:: SOURCE EXCERPT ::

Judging from the text of your article, it looks like you have relied quite heavily on the Shepherds history page at http://bookbinding.co.uk/History.htm Most of the Wikipedia article is awfully similar to that source material, and some parts are directly copied, which gives me some concerns as to potential copyright violation.

Please don't take this the wrong way - it is great that you are adding content - but I am not at all convinced that the slight changes you have made are enough to avoid copyright concerns. I am tempted to ask for further outside input, perhaps at Wikipedia talk:Copyright problems, but wanted to see what you thought first. -- Testing times (talk) 13:10, 14 August 2009 (UTC)[reply]

I have not had time to search further for other sources of information. It seemed more important to get something in place with main features. Given that many statements are presented chronologically in the main source and expressed fairly straighforwardly, using the only information I had at all inevitably makes it similar. I felt the revision and selection I made was nore that just slight; but as I had no other information I had to leave it as it was. I have had no time since then to look further eg. for biographical about them. Given their careers it's unlikely anybody else has written those of them --- except the BBC piece. I did put a comment at the end of the source page that I would add more when I could, which means from elsewhere, when I had time. I haven't found any other source on the founders or the company yet, but given the great Omar I felt the founders' names and it should at least have a stub. I asked someone at Sherperds about the typo in Sherpherds site (they had photo captions re Hobson as "Hudson") & the lady thanked me so I then asked whether they'd permit, re. copyright, use in Wikipedia of a photo from their S&S archive pref. one not already on their website. Still looking out for any reply; I dare say she'd have to ask someone more senior before getting a reply. And it is August so probably everyone senior is away on hols. Meanwhile I doubt they'd sue: it all serves to generate new interest in their company and its unusal products and pedigree, after all.
Iph (talk) 02:41, 15 August 2009 (UTC)[reply]

Thanks for the reply. Some parts of the bookbinding.co.uk website seem to be copied without any changes, which is only allowed if they give us permission to copy their text (i.e. it is freely licenced) or it is in the public domain. I have posted at Wikipedia:Copyright problems, and added a temporary version at Talk:Sangorski & Sutcliffe/Temp. The {{copyvio}} template tells me to post the text below (my apologies for the tone of the template text below). -- Testing times (talk) 17:40, 17 August 2009 (UTC)[reply]


This is apparently the standard message put on the talk page of anyone who has written a piece that somebody thinks raises a copyright problem regarding source. It does not address the issue of exactly what is defined as "copyrighted text"; it just assumes it is self-evident. It has several links to supposed Wikipedia guidance; and the main one, Wikipedia:Copyright violations has a whole lot more links to further pages. They give instructions on how to ask for permission to use copyrighted material, and how to use Wikipedia admin processes when a copyright infringement is suspected; but it says nothing about how to decide whether a piece is sufficiently close to a source to constitute a breach of copyright.

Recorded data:

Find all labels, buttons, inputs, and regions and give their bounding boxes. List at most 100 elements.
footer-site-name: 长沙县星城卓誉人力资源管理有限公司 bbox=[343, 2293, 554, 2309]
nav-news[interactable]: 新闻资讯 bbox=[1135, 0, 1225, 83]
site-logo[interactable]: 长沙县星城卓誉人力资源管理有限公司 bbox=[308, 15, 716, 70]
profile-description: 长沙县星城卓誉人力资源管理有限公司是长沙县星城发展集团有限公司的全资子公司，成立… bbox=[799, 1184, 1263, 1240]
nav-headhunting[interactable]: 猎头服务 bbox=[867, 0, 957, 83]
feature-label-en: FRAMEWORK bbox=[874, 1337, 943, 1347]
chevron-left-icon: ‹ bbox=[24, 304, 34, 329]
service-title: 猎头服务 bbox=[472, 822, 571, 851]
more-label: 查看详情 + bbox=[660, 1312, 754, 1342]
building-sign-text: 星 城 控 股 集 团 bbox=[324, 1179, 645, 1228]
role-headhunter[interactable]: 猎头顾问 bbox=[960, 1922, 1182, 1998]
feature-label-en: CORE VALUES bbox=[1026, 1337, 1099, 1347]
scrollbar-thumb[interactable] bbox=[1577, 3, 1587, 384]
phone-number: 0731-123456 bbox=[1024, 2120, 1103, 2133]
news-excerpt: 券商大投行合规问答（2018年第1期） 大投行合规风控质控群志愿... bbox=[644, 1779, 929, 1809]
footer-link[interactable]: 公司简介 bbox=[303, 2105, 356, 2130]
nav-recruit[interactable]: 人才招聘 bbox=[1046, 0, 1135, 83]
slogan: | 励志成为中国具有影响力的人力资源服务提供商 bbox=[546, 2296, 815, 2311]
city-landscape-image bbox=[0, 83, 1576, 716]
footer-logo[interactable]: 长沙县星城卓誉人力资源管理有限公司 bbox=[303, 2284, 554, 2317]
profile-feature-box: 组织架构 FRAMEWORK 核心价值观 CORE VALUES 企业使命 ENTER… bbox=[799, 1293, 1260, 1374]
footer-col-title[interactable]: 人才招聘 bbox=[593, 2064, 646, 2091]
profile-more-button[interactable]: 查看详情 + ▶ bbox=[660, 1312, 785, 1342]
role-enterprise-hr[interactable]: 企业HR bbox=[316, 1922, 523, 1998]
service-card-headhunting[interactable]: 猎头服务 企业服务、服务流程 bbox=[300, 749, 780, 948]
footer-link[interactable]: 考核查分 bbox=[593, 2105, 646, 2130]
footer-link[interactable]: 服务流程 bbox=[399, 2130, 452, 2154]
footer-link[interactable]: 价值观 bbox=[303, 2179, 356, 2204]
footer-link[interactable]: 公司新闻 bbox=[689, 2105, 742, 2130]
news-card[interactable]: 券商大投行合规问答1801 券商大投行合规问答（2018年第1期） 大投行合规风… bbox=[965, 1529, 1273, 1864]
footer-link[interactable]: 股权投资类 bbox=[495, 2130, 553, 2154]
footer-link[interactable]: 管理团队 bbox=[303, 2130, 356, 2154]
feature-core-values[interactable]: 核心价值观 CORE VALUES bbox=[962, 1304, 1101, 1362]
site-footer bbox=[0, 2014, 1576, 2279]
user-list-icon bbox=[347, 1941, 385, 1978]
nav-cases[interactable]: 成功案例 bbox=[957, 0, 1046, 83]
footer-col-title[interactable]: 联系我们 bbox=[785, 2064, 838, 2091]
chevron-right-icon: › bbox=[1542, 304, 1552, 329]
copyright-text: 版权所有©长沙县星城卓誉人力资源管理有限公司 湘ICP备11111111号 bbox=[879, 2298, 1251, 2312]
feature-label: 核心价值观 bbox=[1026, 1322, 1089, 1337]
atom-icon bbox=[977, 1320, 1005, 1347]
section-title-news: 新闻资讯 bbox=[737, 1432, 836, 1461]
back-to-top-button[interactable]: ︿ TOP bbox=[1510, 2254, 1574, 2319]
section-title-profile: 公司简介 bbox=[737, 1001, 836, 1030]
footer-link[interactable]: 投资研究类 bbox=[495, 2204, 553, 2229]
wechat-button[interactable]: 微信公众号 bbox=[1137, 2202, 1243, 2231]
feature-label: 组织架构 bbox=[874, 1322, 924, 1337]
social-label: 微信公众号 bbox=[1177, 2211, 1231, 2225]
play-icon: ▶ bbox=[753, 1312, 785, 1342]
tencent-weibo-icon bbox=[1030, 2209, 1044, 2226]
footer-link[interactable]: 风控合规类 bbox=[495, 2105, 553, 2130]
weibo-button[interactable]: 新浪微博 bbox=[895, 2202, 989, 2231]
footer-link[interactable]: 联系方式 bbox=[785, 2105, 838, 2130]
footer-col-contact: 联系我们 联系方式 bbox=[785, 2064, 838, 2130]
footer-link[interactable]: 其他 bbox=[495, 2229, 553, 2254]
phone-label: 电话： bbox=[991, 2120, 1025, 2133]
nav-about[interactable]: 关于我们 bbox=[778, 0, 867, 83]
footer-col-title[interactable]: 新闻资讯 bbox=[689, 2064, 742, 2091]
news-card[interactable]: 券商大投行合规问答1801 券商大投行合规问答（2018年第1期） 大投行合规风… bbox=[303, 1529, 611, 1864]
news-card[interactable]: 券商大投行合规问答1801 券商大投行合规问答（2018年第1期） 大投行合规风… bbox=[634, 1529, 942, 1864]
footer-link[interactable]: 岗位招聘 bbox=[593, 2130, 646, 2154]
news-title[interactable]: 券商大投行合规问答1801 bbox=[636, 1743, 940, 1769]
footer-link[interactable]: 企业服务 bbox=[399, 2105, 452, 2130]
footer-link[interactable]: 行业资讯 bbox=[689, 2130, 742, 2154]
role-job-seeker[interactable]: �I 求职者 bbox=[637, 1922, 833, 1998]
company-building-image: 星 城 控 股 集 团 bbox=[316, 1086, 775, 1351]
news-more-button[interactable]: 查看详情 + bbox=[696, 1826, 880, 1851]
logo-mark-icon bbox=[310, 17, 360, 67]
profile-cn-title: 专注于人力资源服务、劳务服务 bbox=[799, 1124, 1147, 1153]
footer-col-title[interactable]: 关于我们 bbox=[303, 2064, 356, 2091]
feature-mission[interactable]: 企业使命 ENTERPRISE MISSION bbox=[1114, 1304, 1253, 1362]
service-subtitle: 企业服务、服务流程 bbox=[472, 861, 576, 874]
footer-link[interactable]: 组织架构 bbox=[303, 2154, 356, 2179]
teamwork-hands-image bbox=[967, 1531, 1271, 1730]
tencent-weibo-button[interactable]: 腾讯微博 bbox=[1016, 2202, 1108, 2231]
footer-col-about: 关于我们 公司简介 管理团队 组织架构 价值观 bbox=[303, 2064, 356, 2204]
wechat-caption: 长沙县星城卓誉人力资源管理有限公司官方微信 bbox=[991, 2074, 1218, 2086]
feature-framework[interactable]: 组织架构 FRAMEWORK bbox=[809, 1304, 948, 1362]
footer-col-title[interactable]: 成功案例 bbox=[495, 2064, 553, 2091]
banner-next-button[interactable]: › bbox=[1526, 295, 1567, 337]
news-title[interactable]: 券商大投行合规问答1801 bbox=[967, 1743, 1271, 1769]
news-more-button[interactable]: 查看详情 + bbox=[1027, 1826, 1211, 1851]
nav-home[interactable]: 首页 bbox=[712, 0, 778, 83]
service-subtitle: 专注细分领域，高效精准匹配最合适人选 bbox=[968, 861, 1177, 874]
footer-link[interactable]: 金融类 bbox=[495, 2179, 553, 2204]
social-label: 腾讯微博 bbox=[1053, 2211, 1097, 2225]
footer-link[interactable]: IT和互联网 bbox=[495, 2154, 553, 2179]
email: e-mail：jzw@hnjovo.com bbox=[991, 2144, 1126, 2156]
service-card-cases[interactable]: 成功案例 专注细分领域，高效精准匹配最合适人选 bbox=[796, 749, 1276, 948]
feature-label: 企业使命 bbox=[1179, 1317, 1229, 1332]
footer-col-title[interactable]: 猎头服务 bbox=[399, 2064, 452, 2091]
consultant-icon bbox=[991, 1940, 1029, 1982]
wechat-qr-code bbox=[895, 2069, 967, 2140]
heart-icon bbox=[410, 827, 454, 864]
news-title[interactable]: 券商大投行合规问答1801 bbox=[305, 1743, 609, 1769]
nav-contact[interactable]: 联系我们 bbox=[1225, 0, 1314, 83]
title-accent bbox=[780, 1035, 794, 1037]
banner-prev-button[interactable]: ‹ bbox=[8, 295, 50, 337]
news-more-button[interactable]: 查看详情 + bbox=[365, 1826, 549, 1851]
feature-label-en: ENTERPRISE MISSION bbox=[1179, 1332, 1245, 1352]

:: STATED PROBLEM 1 ::
List every date-and-time stamp on a signed comment in the Wikipedia copyright discussion.
:: STATED PROBLEM 2 ::
Write a few sentences that carry on the talk-page discussion about copyright on the Sangorski & Sutcliffe article, picking up right after its final sentence.

:: FINAL RESULT 1 ::
13:10, 14 August 2009 (UTC)
02:41, 15 August 2009 (UTC)
17:40, 17 August 2009 (UTC)

:: FINAL RESULT 2 ::
I claim that my piece is written by me although it happens to be based on a single source (but only because there is apparently no other source on the web for the facts derived from the Shepherd's site) but was not just copied and pasted from it The text was simply written in roughly the same sequence of presentation and including the same facts, so that the observed similarity is inevitable. I do not see that the offered replacement for my page is any different; it is simply another rearrangement of the same facts using words and sentences based on the same single source.

[edit]

Hello, and welcome to Wikipedia! We welcome and appreciate your contributions, such as Sangorski & Sutcliffe, but we regretfully cannot accept copyrighted text or images borrowed from either web sites or printed material. This article appears to be a copy from http://bookbinding.co.uk/History.htm, and therefore a copyright violation. The copyrighted text has been or will soon be deleted. While we appreciate contributions, we must require all contributors to understand and comply with our copyright policy. Wikipedia takes copyright violations very seriously, and persistent violators will be blocked from editing.

If you believe that the article is not a copyright violation, or if you have permission from the copyright holder to release the content freely under allowance license, then you should do one of the following:

It may also be necessary for the text be modified to have an encyclopedic tone and to follow Wikipedia article layout. For more information on Wikipedia's policies, see Wikipedia's policies and guidelines.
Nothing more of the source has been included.